**CELE**
[1] Przepisz bez żadnych zmian wpisy od wiersza zawierającego "changed-value: 70959.62 — [193, 162, 237, 172]" aż do wiersza zawierającego "before-cell: 认缴金额（万美元）：70959.62；认缴金额（注册币种）：70959.6 2；…", łącznie z oboma tymi wierszami.
[2] Napisz dalszy ciąg tekstu o transferach żużlowców, zaczynając zaraz po jego ostatnim zdaniu.

**TEKST STRONY**
WP SportoweFakty / Katarzyna Łapczyńska / Peter Kildemand w barwach Fogo Unii Leszno

Transfer Petera Kildemanda to za mało. Na rynku cisza przed burzą

Łukasz Kuczera

W poniedziałek Grupa Azoty Unia Tarnów potwierdziła, że w nowym sezonie jej barw bronić będzie Peter Kildemand. W Daugavpils warunki startów ustalili Kjastas Puodżuks i Timo Lahti. Dla kibiców, spragnionych transferów, to jednak za mało.

Okienko transferowe w polskiej lidze otworzyło się 1 listopada, ale inne czynniki skutecznie wpływają na fakt, że kluby nie garną się do ogłaszania transferów. Pierwszy dzień transferów został przyćmiony przez BSI i kontrowersyjne przyznanie stałych "dzikich kart" w SGP, teraz na tapecie jest temat buntu zawodników w PGE Ekstralidze. Trudno przeprowadzać transfery, skoro póki co żużlowcy nie chcą oficjalnie podpisywać umów.

Pomimo protestu zawodników, w poniedziałek Grupa Azoty Unia Tarnów pochwaliła się, że w sezonie 2018 jej nowym zawodnikiem będzie Peter Kildemand. To kolejne duńskie wzmocnienie tarnowian, bo wcześniej warunki startów w ekipie Jaskółek ustalił Nicki Pedersen.

Wpisy z granicami elementów:
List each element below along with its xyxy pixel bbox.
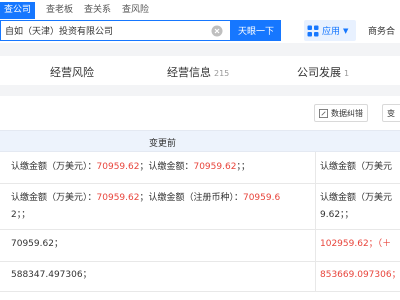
changed-value: 70959.62 — [193, 162, 237, 172]
search-row: 天眼一下 应用 ▼ 商务合 — [0, 19, 400, 43]
data-correction-label: 数据纠错 — [331, 108, 363, 118]
before-cell: 认缴金额（万美元）：70959.62；认缴金额：70959.62；； — [0, 152, 315, 183]
before-cell: 认缴金额（万美元）：70959.62；认缴金额（注册币种）：70959.6 2；… — [0, 184, 315, 229]
table-row: 认缴金额（万美元）：70959.62；认缴金额：70959.62；； 认缴金额（… — [0, 152, 400, 184]
before-cell: 588347.497306； — [0, 262, 315, 291]
table-header: 变更前 — [0, 130, 400, 152]
change-button[interactable]: 变 — [382, 104, 400, 122]
tab-company-development[interactable]: 公司发展 1 — [297, 64, 349, 80]
after-text: 认缴金额（万美元 — [320, 162, 393, 172]
spacer — [0, 85, 400, 96]
after-text-line2: 9.62；； — [320, 210, 354, 220]
edit-icon — [319, 108, 328, 118]
change-label: 变 — [387, 108, 395, 118]
tab-company[interactable]: 查公司 — [0, 2, 36, 19]
text-part: ；； — [236, 162, 250, 172]
before-text: 70959.62； — [11, 239, 63, 249]
clear-circle-icon[interactable] — [211, 25, 223, 37]
tab-label: 经营风险 — [50, 66, 94, 79]
tab-boss[interactable]: 查老板 — [46, 3, 73, 19]
apps-button[interactable]: 应用 ▼ — [304, 20, 356, 41]
top-nav: 查公司 查老板 查关系 查风险 — [0, 0, 400, 19]
text-part: 认缴金额（万美元）： — [11, 193, 97, 203]
tab-count: 215 — [214, 69, 230, 78]
before-cell: 70959.62； — [0, 230, 315, 261]
section-tabs: 经营风险 经营信息 215 公司发展 1 — [0, 56, 400, 85]
table-row: 588347.497306； 853669.097306； — [0, 262, 400, 292]
text-part: ；认缴金额（注册币种）： — [139, 193, 243, 203]
table-row: 70959.62； 102959.62；（＋ — [0, 230, 400, 262]
before-text: 认缴金额（万美元）：70959.62；认缴金额：70959.62；； — [11, 159, 315, 176]
spacer — [0, 43, 400, 56]
caret-down-icon: ▼ — [343, 26, 349, 35]
before-text-line2: 2；； — [11, 210, 31, 220]
tab-relation[interactable]: 查关系 — [84, 3, 111, 19]
changed-value: 70959.62 — [96, 193, 140, 203]
bizcare-link[interactable]: 商务合 — [368, 24, 395, 37]
after-text: 853669.097306； — [320, 270, 400, 280]
changed-value: 70959.62 — [96, 162, 140, 172]
text-part: 认缴金额（万美元）： — [11, 162, 97, 172]
after-cell: 102959.62；（＋ — [315, 230, 400, 261]
tab-label: 公司发展 — [297, 66, 341, 79]
tab-risk[interactable]: 查风险 — [122, 3, 149, 19]
app-grid-icon — [307, 25, 319, 36]
search-button[interactable]: 天眼一下 — [231, 20, 281, 41]
search-input[interactable] — [5, 21, 203, 40]
after-cell: 853669.097306； — [315, 262, 400, 291]
change-table: 变更前 认缴金额（万美元）：70959.62；认缴金额：70959.62；； 认… — [0, 130, 400, 300]
changed-value: 70959.6 — [242, 193, 281, 203]
tab-business-risk[interactable]: 经营风险 — [50, 64, 94, 80]
column-header-before: 变更前 — [149, 139, 177, 149]
tab-count: 1 — [344, 69, 350, 78]
text-part: ；认缴金额： — [139, 162, 194, 172]
before-text: 认缴金额（万美元）：70959.62；认缴金额（注册币种）：70959.6 — [11, 190, 315, 207]
after-cell: 认缴金额（万美元 9.62；； — [315, 184, 400, 229]
after-text: 102959.62；（＋ — [320, 239, 392, 249]
after-text: 认缴金额（万美元 — [320, 193, 393, 203]
data-correction-button[interactable]: 数据纠错 — [314, 104, 368, 122]
tab-business-info[interactable]: 经营信息 215 — [167, 64, 229, 80]
table-row: 认缴金额（万美元）：70959.62；认缴金额（注册币种）：70959.6 2；… — [0, 184, 400, 230]
tab-label: 经营信息 — [167, 66, 211, 79]
before-text: 588347.497306； — [11, 270, 92, 280]
apps-label: 应用 — [322, 27, 341, 37]
search-box — [0, 20, 231, 41]
toolbar: 数据纠错 变 — [0, 96, 400, 130]
after-cell: 认缴金额（万美元 — [315, 152, 400, 183]
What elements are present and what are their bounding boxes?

**ODPOWIEDZI DO ĆWICZENIA**
[1]
changed-value: 70959.62 — [193, 162, 237, 172]
search-row: 天眼一下 应用 ▼ 商务合 — [0, 19, 400, 43]
data-correction-label: 数据纠错 — [331, 108, 363, 118]
before-cell: 认缴金额（万美元）：70959.62；认缴金额：70959.62；； — [0, 152, 315, 183]
before-cell: 认缴金额（万美元）：70959.62；认缴金额（注册币种）：70959.6 2；… — [0, 184, 315, 229]

[2]
Wieczorem beniaminek PGE Ekstraligi pochwalił się też dogadaniem umowy z Arturem Mroczką. W przypadku 28-latka jest to dopełnienie formalności, bo już wcześniej Grupa Azoty Unia chwaliła się, że Mroczka będzie zdobywać dla niej punkty w sezonie 2018.

Barw klubowych w polskiej lidze nie zmienia za to Timo Lahti. Fin, choć był kuszony innymi propozycjami, przedłużył kontrakt z Lokomotiv Daugavpils. Co ciekawe zawodnik, zwykle dość aktywny w social mediach, przemilczał ten fakt. Ważniejszy dla niego jest zakup nowego samochodu.

Nowymi umowami pochwalił się za to klub z Łotwy, bo w poniedziałek działacze z Daugavpils doszli do porozumienia nie tylko z Lahtim, ale też z Kjastasem Puodżuksem.

Kolejne dni powinny przynieść kibicom upragnione emocje na rynku transferowym. Jest to chociażby podyktowane faktem, że po Grand Prix Australii część żużlowców pozostała na Antypodach, gdzie zrobiła sobie krótkie, posezonowe wakacje. Teraz nadszedł czas powrotów i złożenia podpisów pod kontraktami, które udało się wynegocjować w zaciszu gabinetów działaczy. W poniedziałek do Polski z australijskich wojaży wrócił m. in. Grzegorz Zengota.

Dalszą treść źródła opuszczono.